* INSTRUCTIONS TO FOLLOW *
Determine how many lines of the records include "合作协议", and answer with the number alone.

Stored records:
------------------------------------------------

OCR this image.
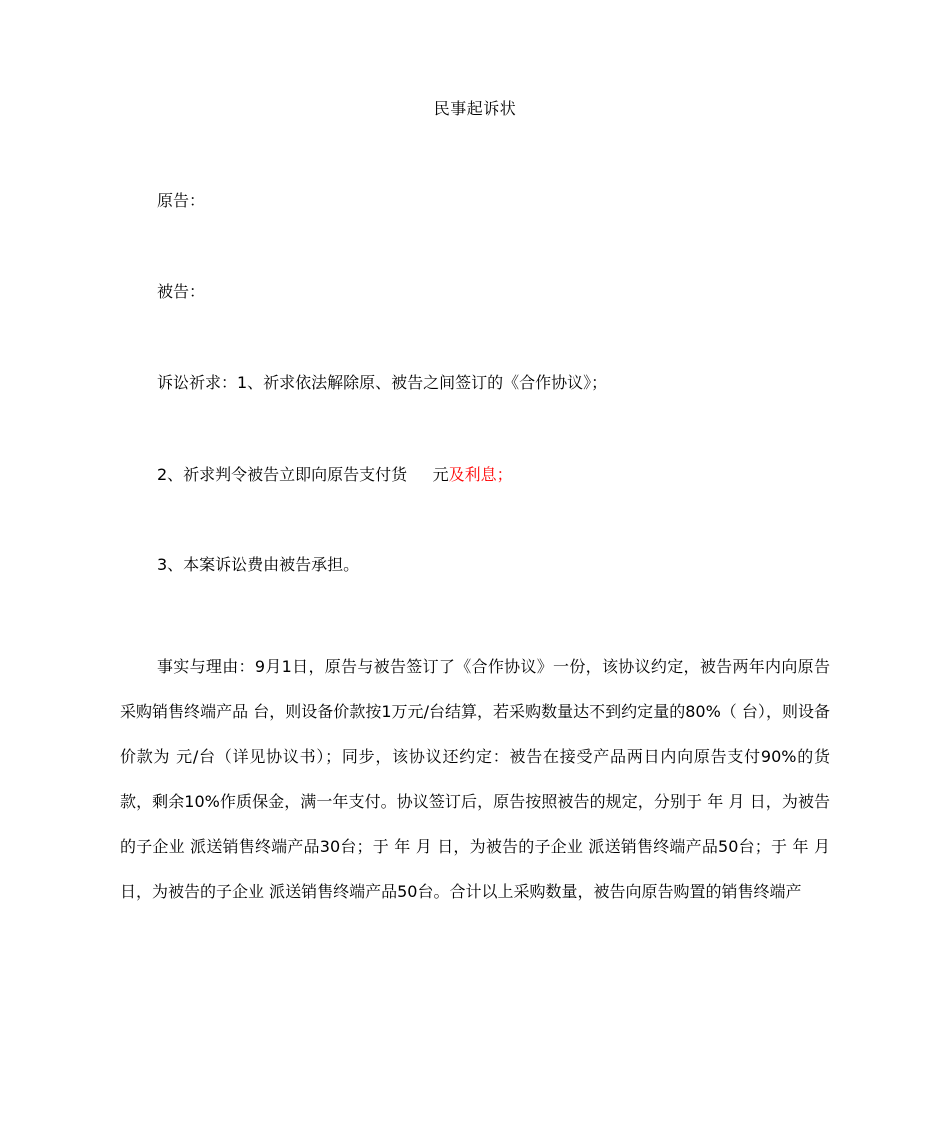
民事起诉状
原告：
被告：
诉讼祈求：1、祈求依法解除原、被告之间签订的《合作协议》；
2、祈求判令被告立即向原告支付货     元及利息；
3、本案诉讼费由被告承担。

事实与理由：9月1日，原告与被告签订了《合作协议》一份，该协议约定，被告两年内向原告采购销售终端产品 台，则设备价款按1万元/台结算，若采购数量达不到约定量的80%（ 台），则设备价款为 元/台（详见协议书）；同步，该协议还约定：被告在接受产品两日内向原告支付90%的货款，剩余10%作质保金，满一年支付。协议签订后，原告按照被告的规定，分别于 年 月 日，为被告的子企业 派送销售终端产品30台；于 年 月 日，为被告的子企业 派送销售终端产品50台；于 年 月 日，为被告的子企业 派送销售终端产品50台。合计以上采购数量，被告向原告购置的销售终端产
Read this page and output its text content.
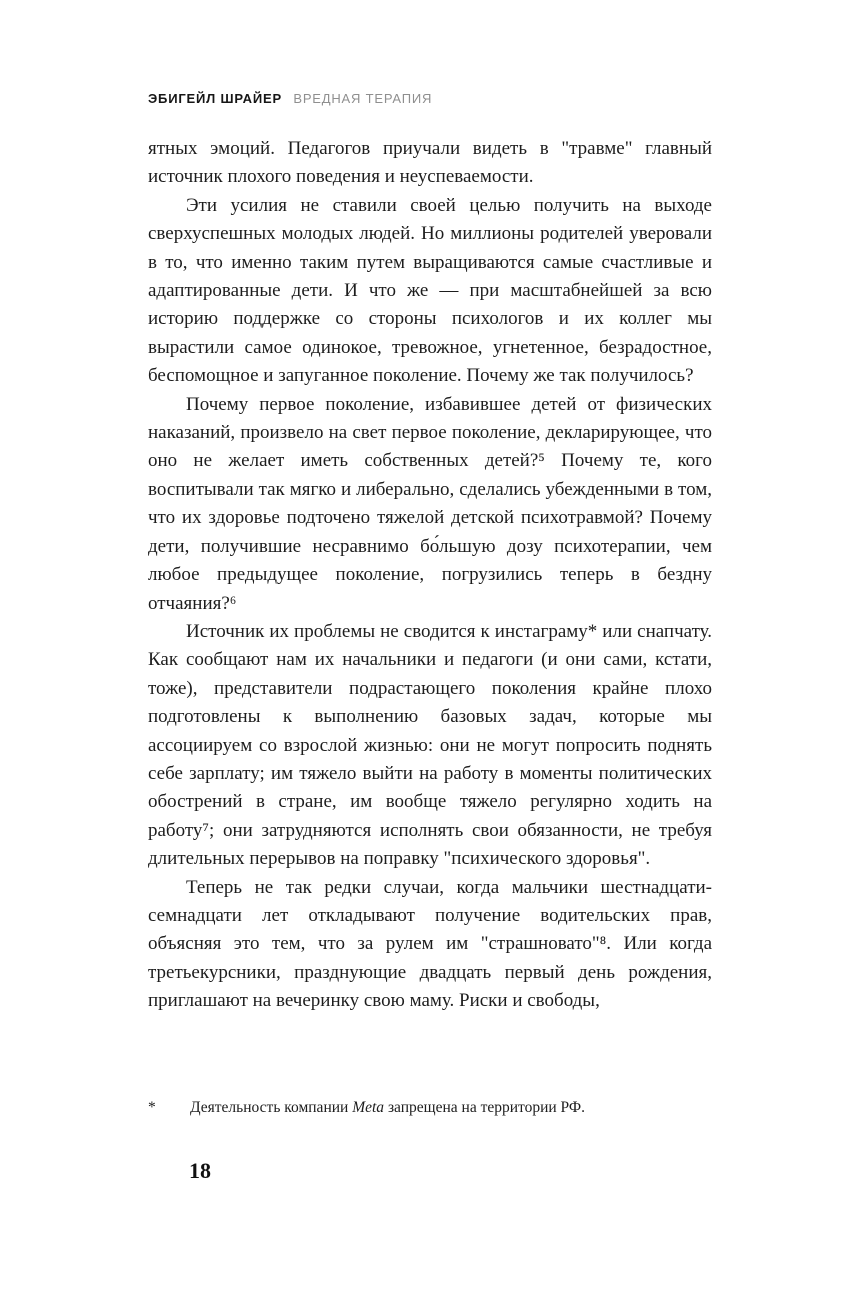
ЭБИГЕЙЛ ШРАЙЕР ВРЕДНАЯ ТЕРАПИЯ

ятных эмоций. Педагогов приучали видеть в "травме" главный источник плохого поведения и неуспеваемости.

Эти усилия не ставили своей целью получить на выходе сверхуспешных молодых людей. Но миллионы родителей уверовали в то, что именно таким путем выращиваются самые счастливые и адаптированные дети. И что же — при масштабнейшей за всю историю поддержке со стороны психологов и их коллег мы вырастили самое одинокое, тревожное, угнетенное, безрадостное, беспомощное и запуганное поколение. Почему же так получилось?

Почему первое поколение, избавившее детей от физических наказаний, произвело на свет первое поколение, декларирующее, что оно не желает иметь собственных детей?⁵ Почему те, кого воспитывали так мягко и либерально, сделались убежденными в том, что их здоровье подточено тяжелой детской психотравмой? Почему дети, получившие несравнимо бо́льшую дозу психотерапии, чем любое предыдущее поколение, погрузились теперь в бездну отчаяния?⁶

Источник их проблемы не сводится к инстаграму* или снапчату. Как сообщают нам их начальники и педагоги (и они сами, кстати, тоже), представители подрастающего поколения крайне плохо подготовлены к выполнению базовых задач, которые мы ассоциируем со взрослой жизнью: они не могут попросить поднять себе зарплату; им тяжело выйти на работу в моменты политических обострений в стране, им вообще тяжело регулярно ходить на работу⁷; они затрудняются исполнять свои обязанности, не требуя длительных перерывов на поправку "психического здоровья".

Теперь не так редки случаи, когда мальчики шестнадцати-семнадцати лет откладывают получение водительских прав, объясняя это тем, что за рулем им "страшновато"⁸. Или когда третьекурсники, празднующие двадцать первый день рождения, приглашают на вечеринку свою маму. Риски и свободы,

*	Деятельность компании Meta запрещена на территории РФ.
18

------------------------------------------------

* THE COMPLETED TASK *
2